-- begin --

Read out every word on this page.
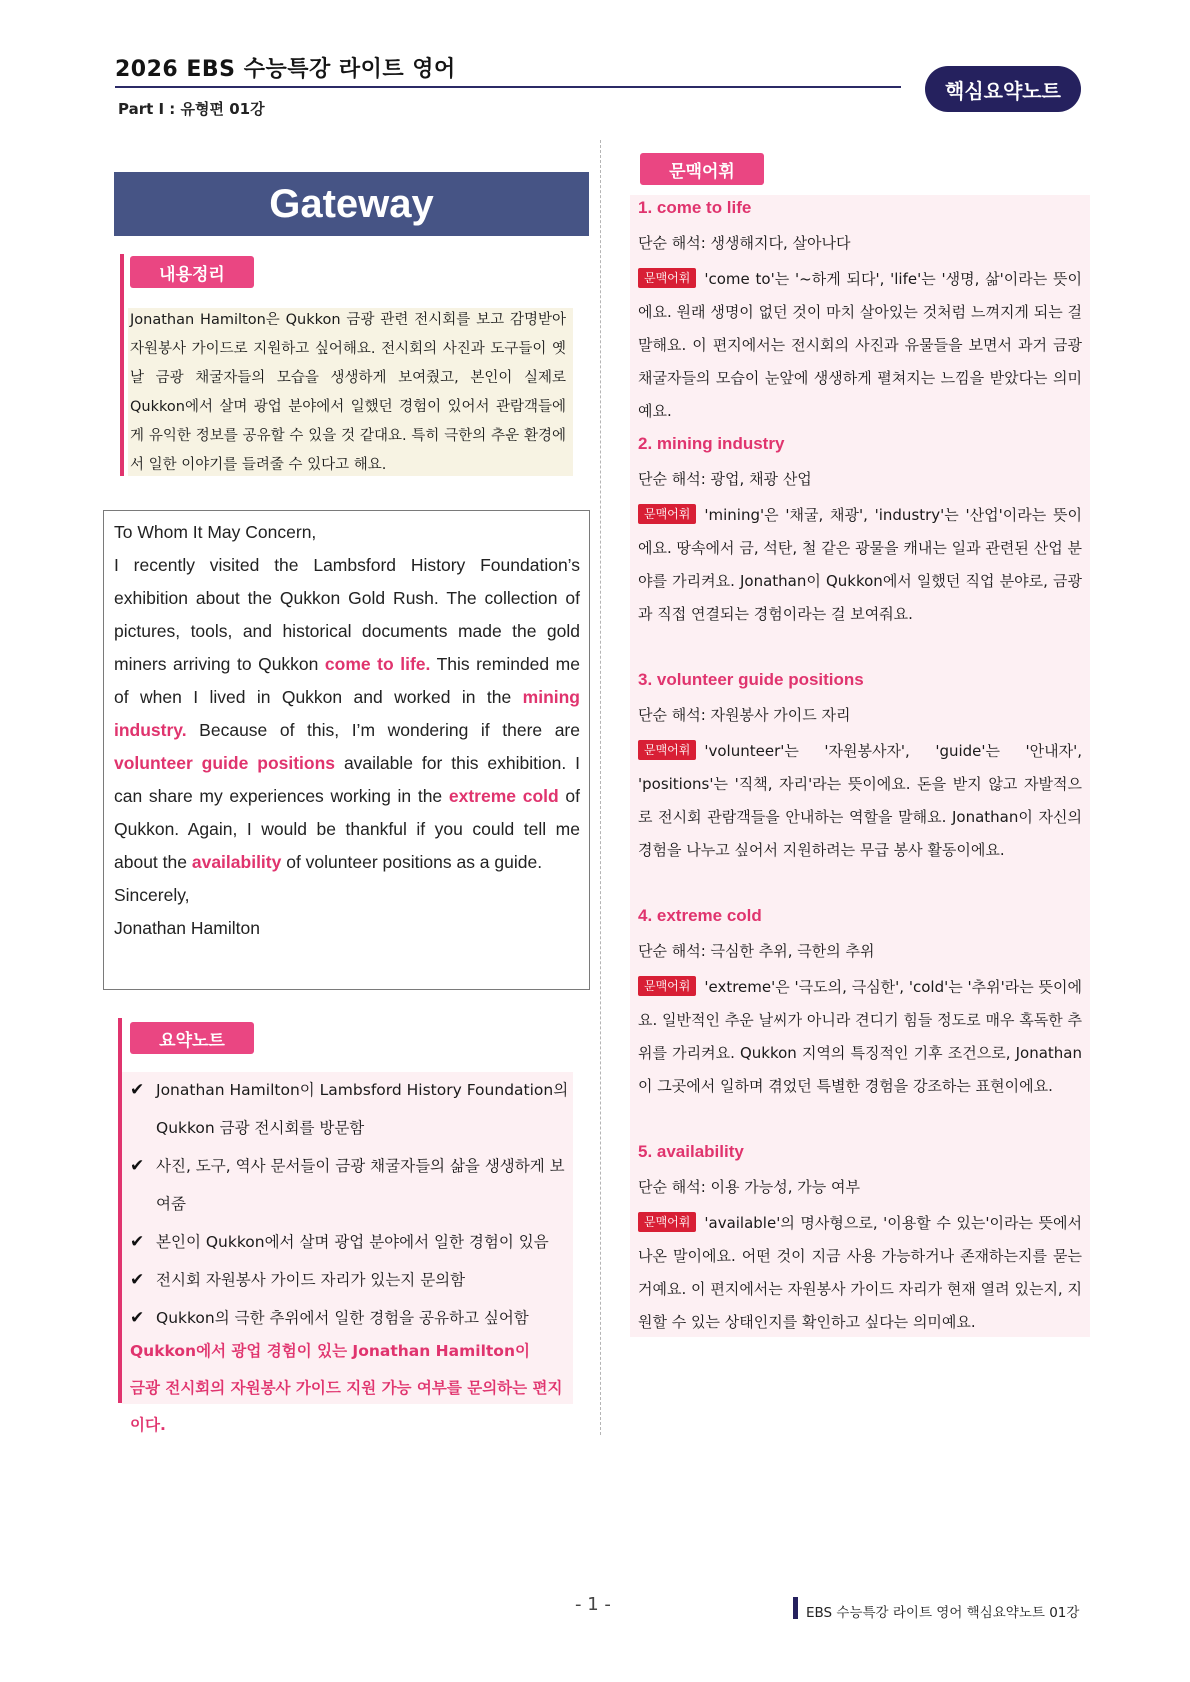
2026 EBS 수능특강 라이트 영어
Part Ⅰ : 유형편 01강
핵심요약노트
Gateway
내용정리
Jonathan Hamilton은 Qukkon 금광 관련 전시회를 보고 감명받아 자원봉사 가이드로 지원하고 싶어해요. 전시회의 사진과 도구들이 옛날 금광 채굴자들의 모습을 생생하게 보여줬고, 본인이 실제로 Qukkon에서 살며 광업 분야에서 일했던 경험이 있어서 관람객들에게 유익한 정보를 공유할 수 있을 것 같대요. 특히 극한의 추운 환경에서 일한 이야기를 들려줄 수 있다고 해요.
To Whom It May Concern,
I recently visited the Lambsford History Foundation’s exhibition about the Qukkon Gold Rush. The collection of pictures, tools, and historical documents made the gold miners arriving to Qukkon come to life. This reminded me of when I lived in Qukkon and worked in the mining industry. Because of this, I’m wondering if there are volunteer guide positions available for this exhibition. I can share my experiences working in the extreme cold of Qukkon. Again, I would be thankful if you could tell me about the availability of volunteer positions as a guide.
Sincerely,
Jonathan Hamilton
요약노트
✔ Jonathan Hamilton이 Lambsford History Foundation의 Qukkon 금광 전시회를 방문함
✔ 사진, 도구, 역사 문서들이 금광 채굴자들의 삶을 생생하게 보여줌
✔ 본인이 Qukkon에서 살며 광업 분야에서 일한 경험이 있음
✔ 전시회 자원봉사 가이드 자리가 있는지 문의함
✔ Qukkon의 극한 추위에서 일한 경험을 공유하고 싶어함
Qukkon에서 광업 경험이 있는 Jonathan Hamilton이
금광 전시회의 자원봉사 가이드 지원 가능 여부를 문의하는 편지이다.
문맥어휘
1. come to life
단순 해석: 생생해지다, 살아나다
문맥어휘 'come to'는 '~하게 되다', 'life'는 '생명, 삶'이라는 뜻이에요. 원래 생명이 없던 것이 마치 살아있는 것처럼 느껴지게 되는 걸 말해요. 이 편지에서는 전시회의 사진과 유물들을 보면서 과거 금광 채굴자들의 모습이 눈앞에 생생하게 펼쳐지는 느낌을 받았다는 의미예요.
2. mining industry
단순 해석: 광업, 채광 산업
문맥어휘 'mining'은 '채굴, 채광', 'industry'는 '산업'이라는 뜻이에요. 땅속에서 금, 석탄, 철 같은 광물을 캐내는 일과 관련된 산업 분야를 가리켜요. Jonathan이 Qukkon에서 일했던 직업 분야로, 금광과 직접 연결되는 경험이라는 걸 보여줘요.
3. volunteer guide positions
단순 해석: 자원봉사 가이드 자리
문맥어휘 'volunteer'는 '자원봉사자', 'guide'는 '안내자', 'positions'는 '직책, 자리'라는 뜻이에요. 돈을 받지 않고 자발적으로 전시회 관람객들을 안내하는 역할을 말해요. Jonathan이 자신의 경험을 나누고 싶어서 지원하려는 무급 봉사 활동이에요.
4. extreme cold
단순 해석: 극심한 추위, 극한의 추위
문맥어휘 'extreme'은 '극도의, 극심한', 'cold'는 '추위'라는 뜻이에요. 일반적인 추운 날씨가 아니라 견디기 힘들 정도로 매우 혹독한 추위를 가리켜요. Qukkon 지역의 특징적인 기후 조건으로, Jonathan이 그곳에서 일하며 겪었던 특별한 경험을 강조하는 표현이에요.
5. availability
단순 해석: 이용 가능성, 가능 여부
문맥어휘 'available'의 명사형으로, '이용할 수 있는'이라는 뜻에서 나온 말이에요. 어떤 것이 지금 사용 가능하거나 존재하는지를 묻는 거예요. 이 편지에서는 자원봉사 가이드 자리가 현재 열려 있는지, 지원할 수 있는 상태인지를 확인하고 싶다는 의미예요.
- 1 -	EBS 수능특강 라이트 영어 핵심요약노트 01강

-- end --

Copy each line in full and exactly, omitting any picture.

- **CORRECT ANSWER**
Read out every word on this page.
2026 EBS 수능특강 라이트 영어
Part Ⅰ : 유형편 01강
핵심요약노트
Gateway
내용정리
Jonathan Hamilton은 Qukkon 금광 관련 전시회를 보고 감명받아 자원봉사 가이드로 지원하고 싶어해요. 전시회의 사진과 도구들이 옛날 금광 채굴자들의 모습을 생생하게 보여줬고, 본인이 실제로 Qukkon에서 살며 광업 분야에서 일했던 경험이 있어서 관람객들에게 유익한 정보를 공유할 수 있을 것 같대요. 특히 극한의 추운 환경에서 일한 이야기를 들려줄 수 있다고 해요.
To Whom It May Concern,
I recently visited the Lambsford History Foundation’s exhibition about the Qukkon Gold Rush. The collection of pictures, tools, and historical documents made the gold miners arriving to Qukkon come to life. This reminded me of when I lived in Qukkon and worked in the mining industry. Because of this, I’m wondering if there are volunteer guide positions available for this exhibition. I can share my experiences working in the extreme cold of Qukkon. Again, I would be thankful if you could tell me about the availability of volunteer positions as a guide.
Sincerely,
Jonathan Hamilton
요약노트
✔ Jonathan Hamilton이 Lambsford History Foundation의 Qukkon 금광 전시회를 방문함
✔ 사진, 도구, 역사 문서들이 금광 채굴자들의 삶을 생생하게 보여줌
✔ 본인이 Qukkon에서 살며 광업 분야에서 일한 경험이 있음
✔ 전시회 자원봉사 가이드 자리가 있는지 문의함
✔ Qukkon의 극한 추위에서 일한 경험을 공유하고 싶어함
Qukkon에서 광업 경험이 있는 Jonathan Hamilton이
금광 전시회의 자원봉사 가이드 지원 가능 여부를 문의하는 편지이다.
문맥어휘
1. come to life
단순 해석: 생생해지다, 살아나다
문맥어휘 'come to'는 '~하게 되다', 'life'는 '생명, 삶'이라는 뜻이에요. 원래 생명이 없던 것이 마치 살아있는 것처럼 느껴지게 되는 걸 말해요. 이 편지에서는 전시회의 사진과 유물들을 보면서 과거 금광 채굴자들의 모습이 눈앞에 생생하게 펼쳐지는 느낌을 받았다는 의미예요.
2. mining industry
단순 해석: 광업, 채광 산업
문맥어휘 'mining'은 '채굴, 채광', 'industry'는 '산업'이라는 뜻이에요. 땅속에서 금, 석탄, 철 같은 광물을 캐내는 일과 관련된 산업 분야를 가리켜요. Jonathan이 Qukkon에서 일했던 직업 분야로, 금광과 직접 연결되는 경험이라는 걸 보여줘요.
3. volunteer guide positions
단순 해석: 자원봉사 가이드 자리
문맥어휘 'volunteer'는 '자원봉사자', 'guide'는 '안내자', 'positions'는 '직책, 자리'라는 뜻이에요. 돈을 받지 않고 자발적으로 전시회 관람객들을 안내하는 역할을 말해요. Jonathan이 자신의 경험을 나누고 싶어서 지원하려는 무급 봉사 활동이에요.
4. extreme cold
단순 해석: 극심한 추위, 극한의 추위
문맥어휘 'extreme'은 '극도의, 극심한', 'cold'는 '추위'라는 뜻이에요. 일반적인 추운 날씨가 아니라 견디기 힘들 정도로 매우 혹독한 추위를 가리켜요. Qukkon 지역의 특징적인 기후 조건으로, Jonathan이 그곳에서 일하며 겪었던 특별한 경험을 강조하는 표현이에요.
5. availability
단순 해석: 이용 가능성, 가능 여부
문맥어휘 'available'의 명사형으로, '이용할 수 있는'이라는 뜻에서 나온 말이에요. 어떤 것이 지금 사용 가능하거나 존재하는지를 묻는 거예요. 이 편지에서는 자원봉사 가이드 자리가 현재 열려 있는지, 지원할 수 있는 상태인지를 확인하고 싶다는 의미예요.
- 1 -	EBS 수능특강 라이트 영어 핵심요약노트 01강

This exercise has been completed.